Input for this task:
%%
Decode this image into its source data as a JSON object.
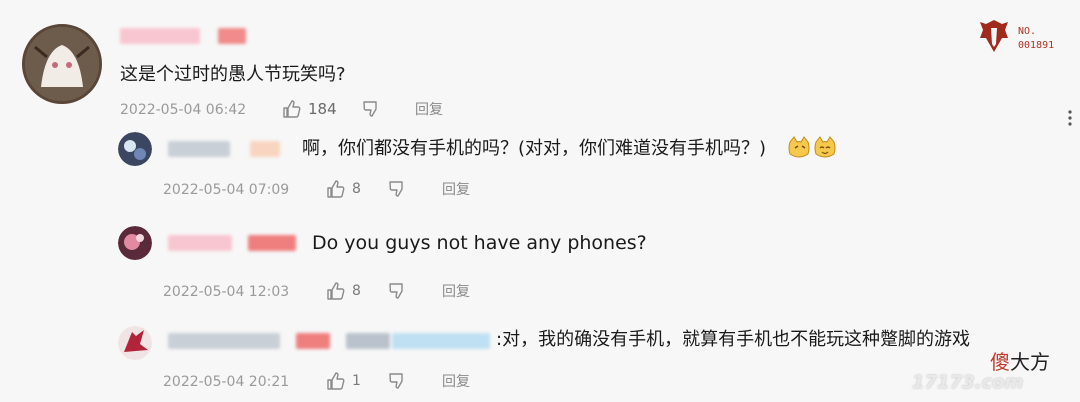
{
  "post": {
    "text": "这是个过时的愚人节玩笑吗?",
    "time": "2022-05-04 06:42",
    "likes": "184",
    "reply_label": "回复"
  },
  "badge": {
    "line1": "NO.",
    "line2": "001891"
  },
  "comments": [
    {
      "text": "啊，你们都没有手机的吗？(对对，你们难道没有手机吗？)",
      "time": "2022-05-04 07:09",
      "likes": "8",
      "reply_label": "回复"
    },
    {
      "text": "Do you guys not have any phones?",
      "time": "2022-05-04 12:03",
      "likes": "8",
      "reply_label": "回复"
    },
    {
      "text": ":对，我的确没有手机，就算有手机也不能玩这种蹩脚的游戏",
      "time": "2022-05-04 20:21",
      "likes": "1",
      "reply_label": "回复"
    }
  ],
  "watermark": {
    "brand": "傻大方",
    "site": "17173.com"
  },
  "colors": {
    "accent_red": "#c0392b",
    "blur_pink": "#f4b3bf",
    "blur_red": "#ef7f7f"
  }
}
%%
Exercise task: Restate the data above word for word. Do not include the images.

Response to the task:
Decode this image into its source data as a JSON object.
{
  "post": {
    "text": "这是个过时的愚人节玩笑吗?",
    "time": "2022-05-04 06:42",
    "likes": "184",
    "reply_label": "回复"
  },
  "badge": {
    "line1": "NO.",
    "line2": "001891"
  },
  "comments": [
    {
      "text": "啊，你们都没有手机的吗？(对对，你们难道没有手机吗？)",
      "time": "2022-05-04 07:09",
      "likes": "8",
      "reply_label": "回复"
    },
    {
      "text": "Do you guys not have any phones?",
      "time": "2022-05-04 12:03",
      "likes": "8",
      "reply_label": "回复"
    },
    {
      "text": ":对，我的确没有手机，就算有手机也不能玩这种蹩脚的游戏",
      "time": "2022-05-04 20:21",
      "likes": "1",
      "reply_label": "回复"
    }
  ],
  "watermark": {
    "brand": "傻大方",
    "site": "17173.com"
  },
  "colors": {
    "accent_red": "#c0392b",
    "blur_pink": "#f4b3bf",
    "blur_red": "#ef7f7f"
  }
}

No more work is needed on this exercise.